YOUR OBJECTIVE: Restate the section of the California budget text that opens with the words containing "Under Proposition 98, approved" and closes with "had proposed reducing.", changing "schoolchildren" to "students".

SOURCE TEXT:
○ ○ ○ ○ ○
The federal government pays more than half the cost of the program. California is expected to spend about $50 billion from the general fund next year out of a total estimated at more than $220 billion in cost sharing between the state and federal governments, according to LAO. State taxes and fees on providers also help fund Medi-Cal.

Overall, Medi-Cal costs more than any other state program and accounts for about 40% of total spending, including federal funds the state receives, according to the LAO.

Spending on Medi-Cal has more than doubled over the past 10 years, which the LAO attributes to increased costs per enrollee, more enrollees, and a higher proportion of seniors seeking care, among other factors.

Under Newsom, California has expanded Medi-Cal, including offering coverage to include all immigrants regardless of their immigration status, which the governor said has reduced the state's uninsured rate to 5.9%.

The cost of Medi-Cal has grown beyond what Democrats expected and led Newsom to suggest spending cuts.

The final budget deal rejects a call from Newsom to lower the asset limit to $2,000 now and instead lowers it to $21,000 in 2027-28 to be eligible for Medi-Cal. The Legislature also delayed the governor's proposal to reduce dental coverage and shift asylum seekers and other immigrants to narrow-scope Medi-Cal, according to Jason Sisney, the Assembly's senior budget adviser who posts about the budget on Substack.

The budget includes Newsom's proposal to move enrollees with unsatisfactory immigration status, a term that includes undocumented immigrants and others, from managed care to fee-for-service to save costs.

Under Proposition 98, approved by voters in 1988, California has a minimum funding guarantee for schools and community colleges and devotes approximately 40% of general fund revenues to education.

Sisney said the budget increases the Local Control Funding Formula by $2.2 billion and provides historic per-pupil general fund spending of $21,148. Support for special education also increased by $1.8 billion.

The California Community Schools Partnership Program received a $1 billion boost and Democrats allocated $2.8 million in additional funding to the program that provides free meals to schoolchildren.

The budget also establishes 22,770 new free and reduced-price child care spaces, which Newsom had proposed reducing.
○ ○ ○ ○ ○
ENTRIES SUPPLIED:
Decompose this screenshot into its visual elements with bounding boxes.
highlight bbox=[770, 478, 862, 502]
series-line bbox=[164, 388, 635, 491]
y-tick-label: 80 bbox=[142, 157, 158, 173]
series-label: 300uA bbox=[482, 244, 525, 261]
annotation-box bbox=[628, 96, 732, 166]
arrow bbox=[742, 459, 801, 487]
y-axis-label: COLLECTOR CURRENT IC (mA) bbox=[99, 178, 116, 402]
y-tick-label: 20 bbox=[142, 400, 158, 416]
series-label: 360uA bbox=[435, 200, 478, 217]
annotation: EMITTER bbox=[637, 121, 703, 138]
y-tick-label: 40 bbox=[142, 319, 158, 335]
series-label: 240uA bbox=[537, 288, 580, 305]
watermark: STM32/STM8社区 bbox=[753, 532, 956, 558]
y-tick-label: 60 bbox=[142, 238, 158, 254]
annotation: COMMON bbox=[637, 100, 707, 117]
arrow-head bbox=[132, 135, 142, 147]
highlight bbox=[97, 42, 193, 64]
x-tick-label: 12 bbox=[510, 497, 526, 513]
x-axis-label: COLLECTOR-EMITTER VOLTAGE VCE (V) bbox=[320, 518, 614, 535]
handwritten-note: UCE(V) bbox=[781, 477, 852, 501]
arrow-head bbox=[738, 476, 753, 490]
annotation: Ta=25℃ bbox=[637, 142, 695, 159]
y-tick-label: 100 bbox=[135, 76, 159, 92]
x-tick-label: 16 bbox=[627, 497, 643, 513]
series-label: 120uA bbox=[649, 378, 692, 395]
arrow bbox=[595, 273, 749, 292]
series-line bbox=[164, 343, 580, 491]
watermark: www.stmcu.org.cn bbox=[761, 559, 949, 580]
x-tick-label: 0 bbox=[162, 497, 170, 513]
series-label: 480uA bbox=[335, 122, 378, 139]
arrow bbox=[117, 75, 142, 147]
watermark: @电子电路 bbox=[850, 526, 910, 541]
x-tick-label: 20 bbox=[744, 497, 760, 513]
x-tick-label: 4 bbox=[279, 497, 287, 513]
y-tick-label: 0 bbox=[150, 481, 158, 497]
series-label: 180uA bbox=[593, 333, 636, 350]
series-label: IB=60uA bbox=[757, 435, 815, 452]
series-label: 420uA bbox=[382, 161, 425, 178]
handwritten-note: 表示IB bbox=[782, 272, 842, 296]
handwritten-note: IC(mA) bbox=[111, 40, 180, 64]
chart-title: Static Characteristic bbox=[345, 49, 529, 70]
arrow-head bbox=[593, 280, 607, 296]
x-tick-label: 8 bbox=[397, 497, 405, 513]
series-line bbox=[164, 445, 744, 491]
○ ○ ○ ○ ○
SOLUTION BELOW:
Under Proposition 98, approved by voters in 1988, California has a minimum funding guarantee for schools and community colleges and devotes approximately 40% of general fund revenues to education.

Sisney said the budget increases the Local Control Funding Formula by $2.2 billion and provides historic per-pupil general fund spending of $21,148. Support for special education also increased by $1.8 billion.

The California Community Schools Partnership Program received a $1 billion boost and Democrats allocated $2.8 million in additional funding to the program that provides free meals to students.

The budget also establishes 22,770 new free and reduced-price child care spaces, which Newsom had proposed reducing.